*YOUR OBJECTIVE*
Every line with the string "الدين" should be gathered.
-- BEGIN RECORDS SHOWN --
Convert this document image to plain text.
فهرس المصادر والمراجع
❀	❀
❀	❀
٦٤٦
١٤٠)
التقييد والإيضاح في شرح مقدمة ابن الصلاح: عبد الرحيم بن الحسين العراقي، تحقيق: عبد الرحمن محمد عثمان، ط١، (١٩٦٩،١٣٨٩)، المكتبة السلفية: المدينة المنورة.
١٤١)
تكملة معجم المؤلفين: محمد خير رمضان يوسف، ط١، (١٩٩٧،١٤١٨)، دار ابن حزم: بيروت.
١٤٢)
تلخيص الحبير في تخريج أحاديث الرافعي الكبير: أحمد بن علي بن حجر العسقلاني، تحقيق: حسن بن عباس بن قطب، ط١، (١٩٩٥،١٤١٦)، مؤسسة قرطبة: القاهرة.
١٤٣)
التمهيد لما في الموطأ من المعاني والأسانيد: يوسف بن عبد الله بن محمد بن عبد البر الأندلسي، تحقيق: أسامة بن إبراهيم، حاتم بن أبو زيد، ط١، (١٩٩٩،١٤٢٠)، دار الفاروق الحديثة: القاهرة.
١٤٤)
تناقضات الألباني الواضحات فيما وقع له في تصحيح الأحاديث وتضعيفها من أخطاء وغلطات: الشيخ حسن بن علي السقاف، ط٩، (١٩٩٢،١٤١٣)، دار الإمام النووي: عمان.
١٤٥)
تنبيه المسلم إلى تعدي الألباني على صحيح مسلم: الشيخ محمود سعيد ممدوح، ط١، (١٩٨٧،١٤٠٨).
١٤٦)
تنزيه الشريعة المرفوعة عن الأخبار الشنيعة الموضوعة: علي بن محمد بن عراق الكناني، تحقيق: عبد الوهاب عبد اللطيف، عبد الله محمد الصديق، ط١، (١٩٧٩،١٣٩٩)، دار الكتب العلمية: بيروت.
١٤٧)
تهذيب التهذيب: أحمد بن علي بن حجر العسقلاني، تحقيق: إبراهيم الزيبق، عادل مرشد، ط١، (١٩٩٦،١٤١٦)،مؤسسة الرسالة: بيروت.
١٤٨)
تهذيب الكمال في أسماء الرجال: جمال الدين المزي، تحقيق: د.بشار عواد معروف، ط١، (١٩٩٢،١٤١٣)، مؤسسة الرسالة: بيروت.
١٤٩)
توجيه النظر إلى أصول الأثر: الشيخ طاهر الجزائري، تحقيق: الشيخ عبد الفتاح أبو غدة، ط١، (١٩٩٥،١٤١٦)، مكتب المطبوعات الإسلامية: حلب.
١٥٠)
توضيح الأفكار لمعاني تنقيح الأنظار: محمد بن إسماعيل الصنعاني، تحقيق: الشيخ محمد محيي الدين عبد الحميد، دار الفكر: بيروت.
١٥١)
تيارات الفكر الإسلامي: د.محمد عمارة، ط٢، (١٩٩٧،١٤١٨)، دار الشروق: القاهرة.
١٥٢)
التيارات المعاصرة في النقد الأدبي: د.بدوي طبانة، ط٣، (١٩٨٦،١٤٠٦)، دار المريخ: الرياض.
-- END RECORDS SHOWN --
-- BEGIN RECORDS SHOWN --
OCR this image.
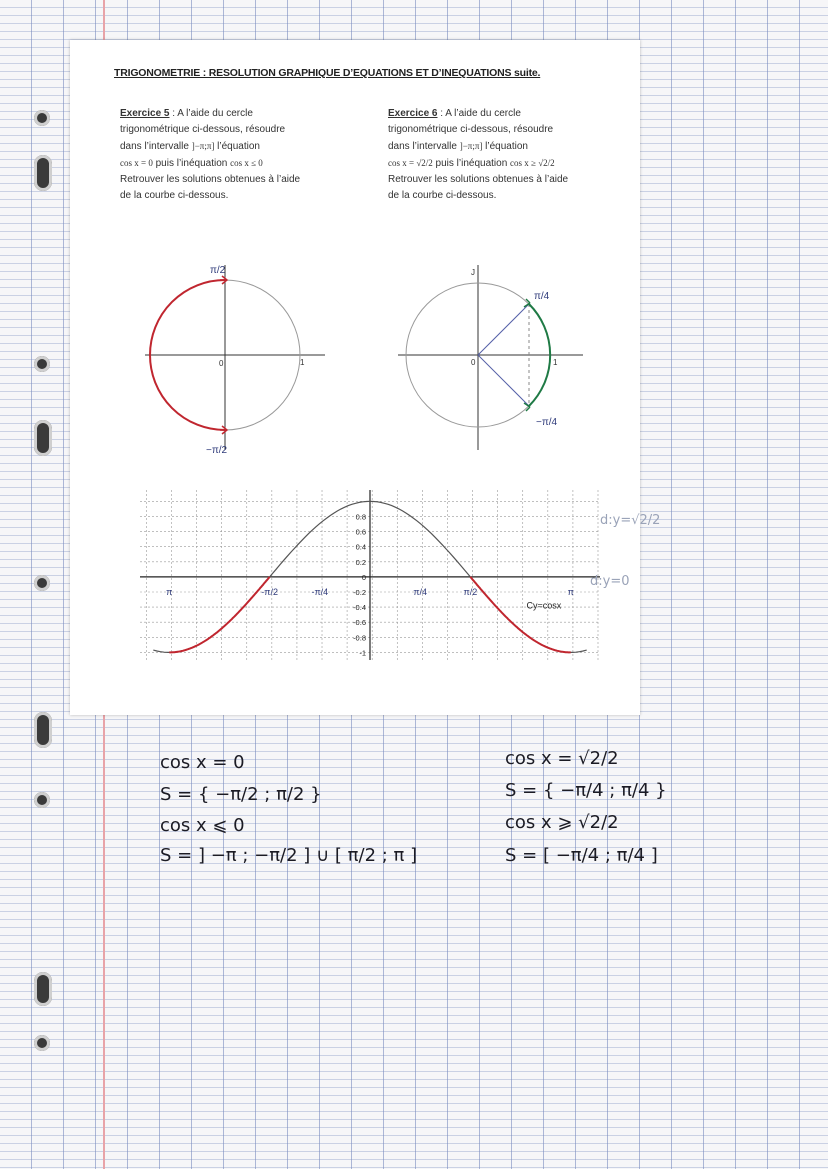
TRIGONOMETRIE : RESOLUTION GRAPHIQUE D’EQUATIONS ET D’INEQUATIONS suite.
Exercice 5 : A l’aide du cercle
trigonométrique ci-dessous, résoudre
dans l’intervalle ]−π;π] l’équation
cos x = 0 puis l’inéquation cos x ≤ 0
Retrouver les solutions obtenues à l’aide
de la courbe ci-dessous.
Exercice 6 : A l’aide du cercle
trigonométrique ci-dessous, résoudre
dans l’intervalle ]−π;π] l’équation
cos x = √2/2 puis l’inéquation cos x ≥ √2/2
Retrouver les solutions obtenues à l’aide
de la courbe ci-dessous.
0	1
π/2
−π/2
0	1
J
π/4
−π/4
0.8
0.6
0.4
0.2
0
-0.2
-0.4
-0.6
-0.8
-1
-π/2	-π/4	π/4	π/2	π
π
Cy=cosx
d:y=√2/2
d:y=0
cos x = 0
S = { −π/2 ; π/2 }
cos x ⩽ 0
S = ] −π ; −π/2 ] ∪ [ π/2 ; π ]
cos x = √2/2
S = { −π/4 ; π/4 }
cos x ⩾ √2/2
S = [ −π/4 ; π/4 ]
-- END RECORDS SHOWN --
*OUTPUT*
تهذيب الكمال في أسماء الرجال: جمال الدين المزي، تحقيق: د.بشار عواد معروف، ط١، (١٩٩٢،١٤١٣)، مؤسسة الرسالة: بيروت.
توضيح الأفكار لمعاني تنقيح الأنظار: محمد بن إسماعيل الصنعاني، تحقيق: الشيخ محمد محيي الدين عبد الحميد، دار الفكر: بيروت.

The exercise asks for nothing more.